__Work instructions__
State how many lines of the entries hold the string "variation". Reply with the number alone.

__Items__
>> begin

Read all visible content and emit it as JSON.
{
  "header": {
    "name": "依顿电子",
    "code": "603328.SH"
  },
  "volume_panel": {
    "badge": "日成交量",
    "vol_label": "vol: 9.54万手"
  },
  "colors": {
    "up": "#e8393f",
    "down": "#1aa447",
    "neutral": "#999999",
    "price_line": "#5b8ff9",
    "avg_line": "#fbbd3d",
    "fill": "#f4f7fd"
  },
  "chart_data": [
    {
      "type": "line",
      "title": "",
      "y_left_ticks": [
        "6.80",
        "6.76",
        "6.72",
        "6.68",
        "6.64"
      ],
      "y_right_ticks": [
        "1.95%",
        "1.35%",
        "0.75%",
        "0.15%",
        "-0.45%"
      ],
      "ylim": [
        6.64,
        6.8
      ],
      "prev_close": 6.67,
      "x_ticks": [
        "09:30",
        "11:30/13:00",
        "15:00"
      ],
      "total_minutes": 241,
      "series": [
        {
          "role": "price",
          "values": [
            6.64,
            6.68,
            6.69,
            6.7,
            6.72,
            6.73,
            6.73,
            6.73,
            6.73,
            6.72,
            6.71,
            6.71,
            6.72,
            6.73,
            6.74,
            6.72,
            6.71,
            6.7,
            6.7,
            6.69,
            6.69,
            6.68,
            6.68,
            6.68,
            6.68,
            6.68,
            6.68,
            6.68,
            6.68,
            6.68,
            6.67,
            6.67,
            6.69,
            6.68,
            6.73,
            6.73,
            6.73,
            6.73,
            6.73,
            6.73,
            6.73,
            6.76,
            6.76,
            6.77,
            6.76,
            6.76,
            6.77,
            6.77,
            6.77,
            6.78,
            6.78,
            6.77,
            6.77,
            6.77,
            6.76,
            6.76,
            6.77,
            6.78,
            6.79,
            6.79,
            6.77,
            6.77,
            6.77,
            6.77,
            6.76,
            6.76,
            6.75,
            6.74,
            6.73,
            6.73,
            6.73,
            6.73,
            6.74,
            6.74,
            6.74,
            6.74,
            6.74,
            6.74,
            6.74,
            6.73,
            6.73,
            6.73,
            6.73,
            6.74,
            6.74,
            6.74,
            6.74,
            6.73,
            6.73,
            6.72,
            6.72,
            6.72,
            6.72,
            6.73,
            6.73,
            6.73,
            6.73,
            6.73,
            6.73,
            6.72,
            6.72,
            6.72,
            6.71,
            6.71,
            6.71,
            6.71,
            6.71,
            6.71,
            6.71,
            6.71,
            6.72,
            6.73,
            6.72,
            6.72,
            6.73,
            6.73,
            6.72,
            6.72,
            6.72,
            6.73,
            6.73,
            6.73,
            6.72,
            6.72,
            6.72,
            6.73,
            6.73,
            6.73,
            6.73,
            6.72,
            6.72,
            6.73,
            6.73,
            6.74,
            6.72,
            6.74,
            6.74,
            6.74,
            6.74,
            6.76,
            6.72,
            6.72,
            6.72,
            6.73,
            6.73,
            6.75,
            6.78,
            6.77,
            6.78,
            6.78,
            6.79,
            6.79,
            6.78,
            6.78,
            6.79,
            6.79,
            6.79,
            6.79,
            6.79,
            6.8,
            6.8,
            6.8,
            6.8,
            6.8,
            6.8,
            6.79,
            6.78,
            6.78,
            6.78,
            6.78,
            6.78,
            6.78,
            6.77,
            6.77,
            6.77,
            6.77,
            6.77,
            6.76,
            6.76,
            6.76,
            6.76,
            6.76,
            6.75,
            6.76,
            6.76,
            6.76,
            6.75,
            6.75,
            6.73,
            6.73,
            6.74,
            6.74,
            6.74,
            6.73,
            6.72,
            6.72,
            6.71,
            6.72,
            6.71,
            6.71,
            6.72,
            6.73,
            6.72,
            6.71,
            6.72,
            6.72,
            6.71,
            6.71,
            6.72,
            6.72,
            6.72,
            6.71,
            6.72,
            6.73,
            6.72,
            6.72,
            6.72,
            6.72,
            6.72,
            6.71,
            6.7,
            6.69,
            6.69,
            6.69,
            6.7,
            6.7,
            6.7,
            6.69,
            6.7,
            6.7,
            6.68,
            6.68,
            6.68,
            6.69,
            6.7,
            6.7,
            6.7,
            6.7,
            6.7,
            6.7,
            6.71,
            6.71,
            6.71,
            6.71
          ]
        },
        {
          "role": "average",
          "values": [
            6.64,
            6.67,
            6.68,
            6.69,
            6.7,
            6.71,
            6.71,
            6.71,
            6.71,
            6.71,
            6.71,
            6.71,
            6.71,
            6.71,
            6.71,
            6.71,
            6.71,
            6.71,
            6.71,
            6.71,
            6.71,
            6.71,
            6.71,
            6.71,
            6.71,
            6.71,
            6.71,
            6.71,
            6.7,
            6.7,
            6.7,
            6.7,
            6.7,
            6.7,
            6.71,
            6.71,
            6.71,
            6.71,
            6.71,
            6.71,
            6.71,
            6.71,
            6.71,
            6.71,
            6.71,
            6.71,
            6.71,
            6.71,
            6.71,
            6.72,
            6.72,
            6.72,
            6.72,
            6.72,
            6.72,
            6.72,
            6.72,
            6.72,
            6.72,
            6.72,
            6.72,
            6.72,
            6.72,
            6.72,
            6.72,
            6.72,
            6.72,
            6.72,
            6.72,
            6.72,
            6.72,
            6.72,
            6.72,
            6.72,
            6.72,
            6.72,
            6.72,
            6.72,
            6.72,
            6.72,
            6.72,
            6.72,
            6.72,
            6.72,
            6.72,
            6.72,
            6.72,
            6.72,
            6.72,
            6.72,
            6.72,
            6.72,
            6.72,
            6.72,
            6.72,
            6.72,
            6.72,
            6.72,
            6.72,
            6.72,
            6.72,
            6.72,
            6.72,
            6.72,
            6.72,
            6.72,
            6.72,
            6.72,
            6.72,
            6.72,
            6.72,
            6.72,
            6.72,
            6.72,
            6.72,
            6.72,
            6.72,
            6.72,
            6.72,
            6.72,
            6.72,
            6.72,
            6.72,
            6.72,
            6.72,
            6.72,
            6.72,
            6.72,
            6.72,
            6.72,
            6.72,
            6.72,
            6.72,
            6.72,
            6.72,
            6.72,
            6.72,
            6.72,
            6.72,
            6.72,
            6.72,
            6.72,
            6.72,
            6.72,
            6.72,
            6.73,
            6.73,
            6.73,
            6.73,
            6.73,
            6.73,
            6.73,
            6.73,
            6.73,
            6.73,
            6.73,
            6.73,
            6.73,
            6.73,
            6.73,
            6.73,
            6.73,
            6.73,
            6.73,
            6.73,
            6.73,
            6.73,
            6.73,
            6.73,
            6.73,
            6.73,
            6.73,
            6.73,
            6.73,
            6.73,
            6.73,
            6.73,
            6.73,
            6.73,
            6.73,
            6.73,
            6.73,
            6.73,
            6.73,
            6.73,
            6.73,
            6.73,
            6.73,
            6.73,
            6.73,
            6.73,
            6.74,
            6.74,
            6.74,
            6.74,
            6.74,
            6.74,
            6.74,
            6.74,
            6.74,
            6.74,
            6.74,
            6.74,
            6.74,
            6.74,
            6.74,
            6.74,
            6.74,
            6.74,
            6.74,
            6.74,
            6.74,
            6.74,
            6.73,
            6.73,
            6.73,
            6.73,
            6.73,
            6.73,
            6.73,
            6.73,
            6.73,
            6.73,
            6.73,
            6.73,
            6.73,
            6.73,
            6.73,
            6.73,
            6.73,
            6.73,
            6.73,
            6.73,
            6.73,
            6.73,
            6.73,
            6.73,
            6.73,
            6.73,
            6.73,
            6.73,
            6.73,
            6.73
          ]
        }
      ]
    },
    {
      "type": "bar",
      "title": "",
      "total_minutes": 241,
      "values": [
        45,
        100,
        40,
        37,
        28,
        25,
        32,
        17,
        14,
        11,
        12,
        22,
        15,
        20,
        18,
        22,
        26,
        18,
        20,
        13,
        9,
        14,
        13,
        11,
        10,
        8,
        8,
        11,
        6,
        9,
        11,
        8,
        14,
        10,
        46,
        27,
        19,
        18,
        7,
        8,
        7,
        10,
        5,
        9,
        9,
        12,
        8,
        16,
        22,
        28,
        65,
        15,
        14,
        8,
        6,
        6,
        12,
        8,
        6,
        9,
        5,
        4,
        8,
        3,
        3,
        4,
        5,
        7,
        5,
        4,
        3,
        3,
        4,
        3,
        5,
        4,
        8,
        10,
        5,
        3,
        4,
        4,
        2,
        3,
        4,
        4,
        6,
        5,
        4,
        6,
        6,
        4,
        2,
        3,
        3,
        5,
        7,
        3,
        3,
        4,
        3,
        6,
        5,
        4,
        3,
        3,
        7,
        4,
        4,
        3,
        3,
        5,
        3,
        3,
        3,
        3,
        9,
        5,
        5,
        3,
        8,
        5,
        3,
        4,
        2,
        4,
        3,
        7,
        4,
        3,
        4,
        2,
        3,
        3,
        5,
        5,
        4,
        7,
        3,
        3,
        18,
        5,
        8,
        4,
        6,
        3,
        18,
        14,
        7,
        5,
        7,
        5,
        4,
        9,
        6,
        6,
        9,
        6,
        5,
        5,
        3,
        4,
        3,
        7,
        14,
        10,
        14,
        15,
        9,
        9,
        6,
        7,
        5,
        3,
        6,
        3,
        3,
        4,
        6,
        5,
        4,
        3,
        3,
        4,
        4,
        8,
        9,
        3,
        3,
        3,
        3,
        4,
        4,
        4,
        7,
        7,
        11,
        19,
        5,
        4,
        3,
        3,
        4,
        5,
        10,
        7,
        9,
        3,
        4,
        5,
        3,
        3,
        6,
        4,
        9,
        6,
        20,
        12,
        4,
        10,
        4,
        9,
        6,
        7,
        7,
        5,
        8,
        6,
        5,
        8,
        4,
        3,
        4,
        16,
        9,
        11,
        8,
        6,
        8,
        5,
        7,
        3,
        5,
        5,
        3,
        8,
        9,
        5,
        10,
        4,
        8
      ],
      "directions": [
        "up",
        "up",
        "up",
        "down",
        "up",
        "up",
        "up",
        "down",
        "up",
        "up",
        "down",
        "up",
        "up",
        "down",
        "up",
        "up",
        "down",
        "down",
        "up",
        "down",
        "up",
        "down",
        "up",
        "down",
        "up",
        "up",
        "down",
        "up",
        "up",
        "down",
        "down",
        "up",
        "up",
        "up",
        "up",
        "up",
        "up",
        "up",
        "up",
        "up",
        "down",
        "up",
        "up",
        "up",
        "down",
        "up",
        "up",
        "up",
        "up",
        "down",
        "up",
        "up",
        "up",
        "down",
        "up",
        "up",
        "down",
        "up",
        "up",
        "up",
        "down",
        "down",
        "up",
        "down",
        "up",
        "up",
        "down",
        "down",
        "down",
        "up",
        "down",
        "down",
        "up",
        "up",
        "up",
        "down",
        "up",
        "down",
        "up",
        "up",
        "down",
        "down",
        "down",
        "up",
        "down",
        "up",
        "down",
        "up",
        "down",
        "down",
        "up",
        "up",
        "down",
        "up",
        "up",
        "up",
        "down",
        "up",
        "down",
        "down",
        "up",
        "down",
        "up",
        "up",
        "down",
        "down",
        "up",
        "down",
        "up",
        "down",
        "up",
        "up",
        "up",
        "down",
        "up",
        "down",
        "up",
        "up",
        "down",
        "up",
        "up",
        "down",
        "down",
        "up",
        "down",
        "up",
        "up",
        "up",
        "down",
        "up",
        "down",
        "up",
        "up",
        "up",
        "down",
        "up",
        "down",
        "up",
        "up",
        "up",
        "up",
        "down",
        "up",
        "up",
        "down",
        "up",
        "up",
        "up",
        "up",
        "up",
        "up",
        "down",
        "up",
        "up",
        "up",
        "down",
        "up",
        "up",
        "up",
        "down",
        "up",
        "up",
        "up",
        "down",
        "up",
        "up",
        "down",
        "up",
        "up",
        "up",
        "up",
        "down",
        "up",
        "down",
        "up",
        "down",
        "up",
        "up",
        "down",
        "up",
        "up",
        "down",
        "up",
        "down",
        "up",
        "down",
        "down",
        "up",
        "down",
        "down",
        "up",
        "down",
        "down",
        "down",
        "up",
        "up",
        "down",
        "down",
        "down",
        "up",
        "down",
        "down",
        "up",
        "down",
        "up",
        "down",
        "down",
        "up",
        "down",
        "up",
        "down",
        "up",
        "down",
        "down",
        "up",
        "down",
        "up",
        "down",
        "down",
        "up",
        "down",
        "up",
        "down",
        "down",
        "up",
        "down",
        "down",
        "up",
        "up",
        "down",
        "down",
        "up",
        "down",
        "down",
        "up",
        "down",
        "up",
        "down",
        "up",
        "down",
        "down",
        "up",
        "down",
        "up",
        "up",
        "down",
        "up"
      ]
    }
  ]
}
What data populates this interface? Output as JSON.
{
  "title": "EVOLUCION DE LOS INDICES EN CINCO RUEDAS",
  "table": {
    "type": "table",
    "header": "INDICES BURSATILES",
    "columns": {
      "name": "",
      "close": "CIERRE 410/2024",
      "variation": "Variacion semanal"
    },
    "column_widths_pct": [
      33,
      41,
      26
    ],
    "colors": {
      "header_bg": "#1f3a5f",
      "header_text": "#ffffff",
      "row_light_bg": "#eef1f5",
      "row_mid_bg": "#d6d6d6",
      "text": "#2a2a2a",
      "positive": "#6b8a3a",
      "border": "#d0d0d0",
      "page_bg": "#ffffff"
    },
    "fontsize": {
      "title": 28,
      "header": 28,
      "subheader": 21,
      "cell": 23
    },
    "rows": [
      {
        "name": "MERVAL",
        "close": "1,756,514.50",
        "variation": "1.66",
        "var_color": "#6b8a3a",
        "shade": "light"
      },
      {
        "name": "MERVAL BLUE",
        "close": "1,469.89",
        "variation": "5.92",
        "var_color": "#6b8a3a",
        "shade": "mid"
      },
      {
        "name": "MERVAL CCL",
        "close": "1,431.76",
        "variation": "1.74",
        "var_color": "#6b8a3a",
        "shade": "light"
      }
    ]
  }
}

>> end

__Answer to the task__
4